Data records:
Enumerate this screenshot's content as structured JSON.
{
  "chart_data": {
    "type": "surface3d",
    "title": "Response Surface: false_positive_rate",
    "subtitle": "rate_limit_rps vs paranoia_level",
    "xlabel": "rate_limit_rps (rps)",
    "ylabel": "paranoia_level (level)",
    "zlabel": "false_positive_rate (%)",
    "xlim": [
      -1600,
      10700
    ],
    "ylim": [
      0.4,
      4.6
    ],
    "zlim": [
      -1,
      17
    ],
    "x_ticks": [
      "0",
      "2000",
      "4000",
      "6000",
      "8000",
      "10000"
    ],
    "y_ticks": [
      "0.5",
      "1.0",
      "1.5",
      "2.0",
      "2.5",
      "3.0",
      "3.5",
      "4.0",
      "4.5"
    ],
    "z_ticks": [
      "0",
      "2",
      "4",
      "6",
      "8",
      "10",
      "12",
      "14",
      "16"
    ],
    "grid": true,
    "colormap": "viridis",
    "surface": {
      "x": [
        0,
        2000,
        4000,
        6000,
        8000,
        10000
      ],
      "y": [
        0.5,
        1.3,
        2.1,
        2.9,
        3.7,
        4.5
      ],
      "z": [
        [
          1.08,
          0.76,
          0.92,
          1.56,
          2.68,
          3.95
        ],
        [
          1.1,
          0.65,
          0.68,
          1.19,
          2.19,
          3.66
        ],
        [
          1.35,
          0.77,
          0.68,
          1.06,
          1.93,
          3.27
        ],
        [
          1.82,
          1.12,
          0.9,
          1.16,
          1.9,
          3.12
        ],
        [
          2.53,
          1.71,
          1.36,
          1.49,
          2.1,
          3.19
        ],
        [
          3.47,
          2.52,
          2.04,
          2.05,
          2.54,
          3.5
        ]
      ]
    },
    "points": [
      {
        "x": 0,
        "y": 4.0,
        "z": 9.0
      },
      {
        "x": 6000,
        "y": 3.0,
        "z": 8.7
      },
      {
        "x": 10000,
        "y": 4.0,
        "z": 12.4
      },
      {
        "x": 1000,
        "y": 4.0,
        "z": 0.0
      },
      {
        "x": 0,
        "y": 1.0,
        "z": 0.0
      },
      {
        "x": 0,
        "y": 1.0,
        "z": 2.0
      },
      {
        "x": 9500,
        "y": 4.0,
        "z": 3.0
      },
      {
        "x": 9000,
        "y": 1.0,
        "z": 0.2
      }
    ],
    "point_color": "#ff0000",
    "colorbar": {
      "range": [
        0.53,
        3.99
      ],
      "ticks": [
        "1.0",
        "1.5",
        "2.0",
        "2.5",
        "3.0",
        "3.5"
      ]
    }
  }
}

§ EXERCISE INSTRUCTIONS
Print the listing above in its entirety, with every line exact.

§ THE REPLY
Enumerate this screenshot's content as structured JSON.
{
  "chart_data": {
    "type": "surface3d",
    "title": "Response Surface: false_positive_rate",
    "subtitle": "rate_limit_rps vs paranoia_level",
    "xlabel": "rate_limit_rps (rps)",
    "ylabel": "paranoia_level (level)",
    "zlabel": "false_positive_rate (%)",
    "xlim": [
      -1600,
      10700
    ],
    "ylim": [
      0.4,
      4.6
    ],
    "zlim": [
      -1,
      17
    ],
    "x_ticks": [
      "0",
      "2000",
      "4000",
      "6000",
      "8000",
      "10000"
    ],
    "y_ticks": [
      "0.5",
      "1.0",
      "1.5",
      "2.0",
      "2.5",
      "3.0",
      "3.5",
      "4.0",
      "4.5"
    ],
    "z_ticks": [
      "0",
      "2",
      "4",
      "6",
      "8",
      "10",
      "12",
      "14",
      "16"
    ],
    "grid": true,
    "colormap": "viridis",
    "surface": {
      "x": [
        0,
        2000,
        4000,
        6000,
        8000,
        10000
      ],
      "y": [
        0.5,
        1.3,
        2.1,
        2.9,
        3.7,
        4.5
      ],
      "z": [
        [
          1.08,
          0.76,
          0.92,
          1.56,
          2.68,
          3.95
        ],
        [
          1.1,
          0.65,
          0.68,
          1.19,
          2.19,
          3.66
        ],
        [
          1.35,
          0.77,
          0.68,
          1.06,
          1.93,
          3.27
        ],
        [
          1.82,
          1.12,
          0.9,
          1.16,
          1.9,
          3.12
        ],
        [
          2.53,
          1.71,
          1.36,
          1.49,
          2.1,
          3.19
        ],
        [
          3.47,
          2.52,
          2.04,
          2.05,
          2.54,
          3.5
        ]
      ]
    },
    "points": [
      {
        "x": 0,
        "y": 4.0,
        "z": 9.0
      },
      {
        "x": 6000,
        "y": 3.0,
        "z": 8.7
      },
      {
        "x": 10000,
        "y": 4.0,
        "z": 12.4
      },
      {
        "x": 1000,
        "y": 4.0,
        "z": 0.0
      },
      {
        "x": 0,
        "y": 1.0,
        "z": 0.0
      },
      {
        "x": 0,
        "y": 1.0,
        "z": 2.0
      },
      {
        "x": 9500,
        "y": 4.0,
        "z": 3.0
      },
      {
        "x": 9000,
        "y": 1.0,
        "z": 0.2
      }
    ],
    "point_color": "#ff0000",
    "colorbar": {
      "range": [
        0.53,
        3.99
      ],
      "ticks": [
        "1.0",
        "1.5",
        "2.0",
        "2.5",
        "3.0",
        "3.5"
      ]
    }
  }
}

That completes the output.